- MATERIAL TO PROCESS:
# # # # # # #

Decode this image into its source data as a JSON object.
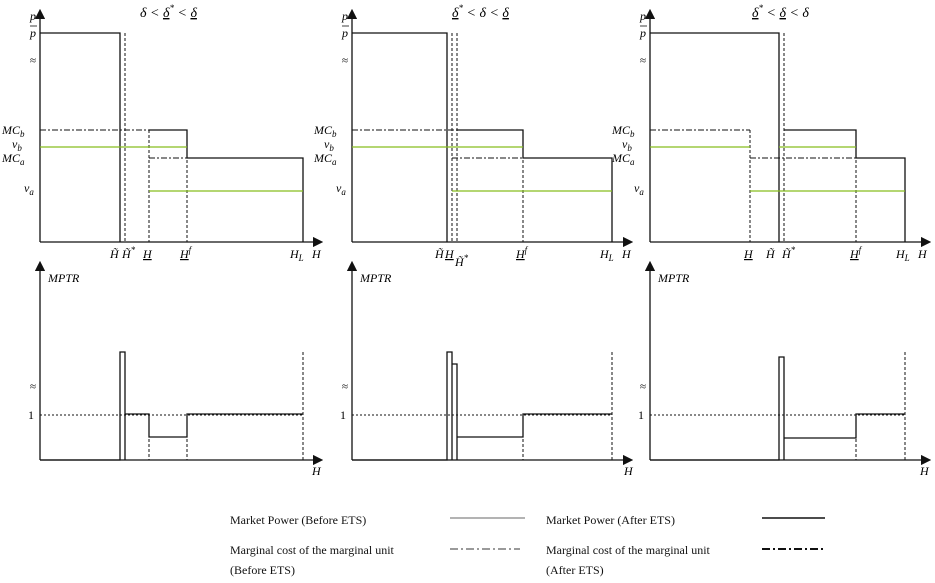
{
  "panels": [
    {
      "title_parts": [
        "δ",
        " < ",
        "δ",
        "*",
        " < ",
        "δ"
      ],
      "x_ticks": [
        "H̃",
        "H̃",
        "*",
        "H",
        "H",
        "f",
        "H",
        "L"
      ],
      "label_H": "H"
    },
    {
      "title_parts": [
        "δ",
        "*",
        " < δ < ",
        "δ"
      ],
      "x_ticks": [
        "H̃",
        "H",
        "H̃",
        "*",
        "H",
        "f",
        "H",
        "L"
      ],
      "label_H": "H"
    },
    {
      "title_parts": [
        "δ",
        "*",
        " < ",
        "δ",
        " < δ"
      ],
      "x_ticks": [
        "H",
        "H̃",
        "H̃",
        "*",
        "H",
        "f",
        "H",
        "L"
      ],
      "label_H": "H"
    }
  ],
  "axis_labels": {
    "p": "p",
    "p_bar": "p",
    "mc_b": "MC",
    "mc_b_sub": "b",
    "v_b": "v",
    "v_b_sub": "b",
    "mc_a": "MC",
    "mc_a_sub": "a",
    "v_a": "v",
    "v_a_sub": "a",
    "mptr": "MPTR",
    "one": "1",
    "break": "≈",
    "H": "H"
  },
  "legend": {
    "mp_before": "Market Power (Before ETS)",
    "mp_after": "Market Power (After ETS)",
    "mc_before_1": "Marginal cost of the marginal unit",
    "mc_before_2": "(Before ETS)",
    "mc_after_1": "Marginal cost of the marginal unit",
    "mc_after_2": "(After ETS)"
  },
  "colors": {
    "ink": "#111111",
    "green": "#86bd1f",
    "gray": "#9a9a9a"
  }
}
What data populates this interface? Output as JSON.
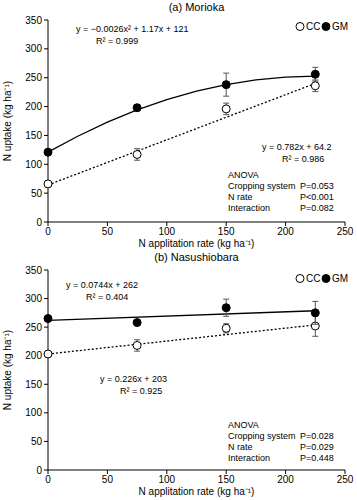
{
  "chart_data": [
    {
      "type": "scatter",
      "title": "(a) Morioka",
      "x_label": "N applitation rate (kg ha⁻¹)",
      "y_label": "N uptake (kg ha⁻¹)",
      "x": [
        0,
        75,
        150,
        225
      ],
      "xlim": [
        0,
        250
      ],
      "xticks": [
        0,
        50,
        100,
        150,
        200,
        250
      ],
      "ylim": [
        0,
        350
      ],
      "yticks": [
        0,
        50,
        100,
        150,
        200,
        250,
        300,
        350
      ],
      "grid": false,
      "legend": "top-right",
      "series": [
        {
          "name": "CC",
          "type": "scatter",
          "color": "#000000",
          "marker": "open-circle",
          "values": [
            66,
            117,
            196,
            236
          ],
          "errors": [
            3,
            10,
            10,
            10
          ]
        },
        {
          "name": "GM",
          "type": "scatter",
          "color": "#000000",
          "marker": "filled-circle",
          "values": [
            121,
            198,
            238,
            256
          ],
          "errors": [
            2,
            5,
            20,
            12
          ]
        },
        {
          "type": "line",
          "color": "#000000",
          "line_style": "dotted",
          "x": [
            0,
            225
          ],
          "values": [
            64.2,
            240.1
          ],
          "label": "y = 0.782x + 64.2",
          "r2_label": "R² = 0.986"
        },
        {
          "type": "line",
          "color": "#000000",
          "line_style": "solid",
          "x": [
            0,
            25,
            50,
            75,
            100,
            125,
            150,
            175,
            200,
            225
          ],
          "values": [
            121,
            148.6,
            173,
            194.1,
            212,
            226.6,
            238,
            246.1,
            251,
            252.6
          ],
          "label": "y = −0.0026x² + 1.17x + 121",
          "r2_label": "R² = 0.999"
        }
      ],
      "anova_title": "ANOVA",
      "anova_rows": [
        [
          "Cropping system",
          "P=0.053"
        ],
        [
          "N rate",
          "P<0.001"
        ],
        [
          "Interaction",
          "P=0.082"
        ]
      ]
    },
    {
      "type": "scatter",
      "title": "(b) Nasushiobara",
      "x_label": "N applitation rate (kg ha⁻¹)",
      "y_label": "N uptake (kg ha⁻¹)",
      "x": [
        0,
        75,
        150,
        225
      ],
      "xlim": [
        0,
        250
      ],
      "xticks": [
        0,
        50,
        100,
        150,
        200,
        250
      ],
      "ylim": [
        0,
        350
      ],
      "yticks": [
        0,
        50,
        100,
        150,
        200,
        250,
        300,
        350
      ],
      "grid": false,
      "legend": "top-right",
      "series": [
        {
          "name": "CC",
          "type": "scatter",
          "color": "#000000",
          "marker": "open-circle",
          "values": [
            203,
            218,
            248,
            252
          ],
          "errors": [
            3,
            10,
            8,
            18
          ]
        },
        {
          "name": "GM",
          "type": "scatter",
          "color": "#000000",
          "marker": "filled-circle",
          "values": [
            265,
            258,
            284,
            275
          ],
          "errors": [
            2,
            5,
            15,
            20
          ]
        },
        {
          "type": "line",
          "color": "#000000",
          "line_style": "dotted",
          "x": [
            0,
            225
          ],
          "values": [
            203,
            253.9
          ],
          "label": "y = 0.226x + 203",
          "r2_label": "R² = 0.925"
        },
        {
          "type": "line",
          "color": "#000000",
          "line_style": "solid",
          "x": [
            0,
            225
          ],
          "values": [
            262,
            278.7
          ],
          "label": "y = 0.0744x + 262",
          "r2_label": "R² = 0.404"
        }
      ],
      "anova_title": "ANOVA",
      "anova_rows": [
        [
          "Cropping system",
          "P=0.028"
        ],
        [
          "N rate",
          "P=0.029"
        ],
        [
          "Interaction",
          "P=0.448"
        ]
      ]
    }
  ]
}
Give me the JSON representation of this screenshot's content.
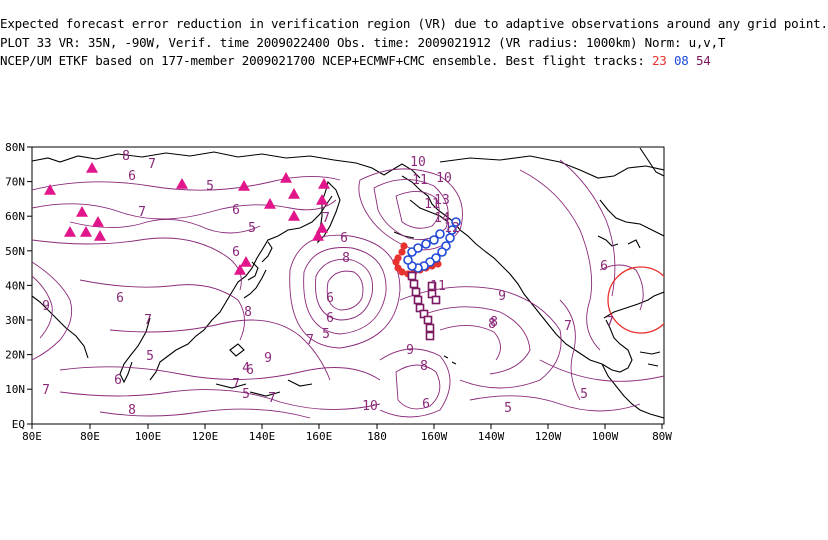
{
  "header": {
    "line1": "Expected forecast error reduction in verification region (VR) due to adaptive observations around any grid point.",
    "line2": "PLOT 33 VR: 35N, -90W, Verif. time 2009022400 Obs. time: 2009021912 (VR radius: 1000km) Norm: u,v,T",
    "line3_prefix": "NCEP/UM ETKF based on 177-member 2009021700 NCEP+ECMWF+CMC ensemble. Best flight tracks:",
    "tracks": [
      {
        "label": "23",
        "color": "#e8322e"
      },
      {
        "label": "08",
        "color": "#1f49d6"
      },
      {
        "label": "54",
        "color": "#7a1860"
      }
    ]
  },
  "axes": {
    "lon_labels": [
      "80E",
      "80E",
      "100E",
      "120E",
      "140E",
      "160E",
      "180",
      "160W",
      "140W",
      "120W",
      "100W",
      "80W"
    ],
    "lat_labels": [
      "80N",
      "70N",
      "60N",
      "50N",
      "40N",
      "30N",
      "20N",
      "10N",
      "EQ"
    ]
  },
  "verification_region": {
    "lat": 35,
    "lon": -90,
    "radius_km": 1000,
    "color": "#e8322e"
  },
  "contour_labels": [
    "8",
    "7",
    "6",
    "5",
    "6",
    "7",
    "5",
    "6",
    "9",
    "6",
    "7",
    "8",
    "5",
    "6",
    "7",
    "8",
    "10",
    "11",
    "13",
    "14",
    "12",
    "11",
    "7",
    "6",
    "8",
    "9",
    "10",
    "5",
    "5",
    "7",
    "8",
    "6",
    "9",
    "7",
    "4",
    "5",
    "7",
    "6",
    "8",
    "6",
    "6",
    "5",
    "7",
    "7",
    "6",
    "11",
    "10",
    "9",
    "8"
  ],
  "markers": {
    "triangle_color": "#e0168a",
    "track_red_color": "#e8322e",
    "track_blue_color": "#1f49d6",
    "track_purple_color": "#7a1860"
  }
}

# # # # # # #

- WRITTEN REQUEST: Return only the count of lines in the records that hold the word "cost".

- ANSWER TO THE TASK: 2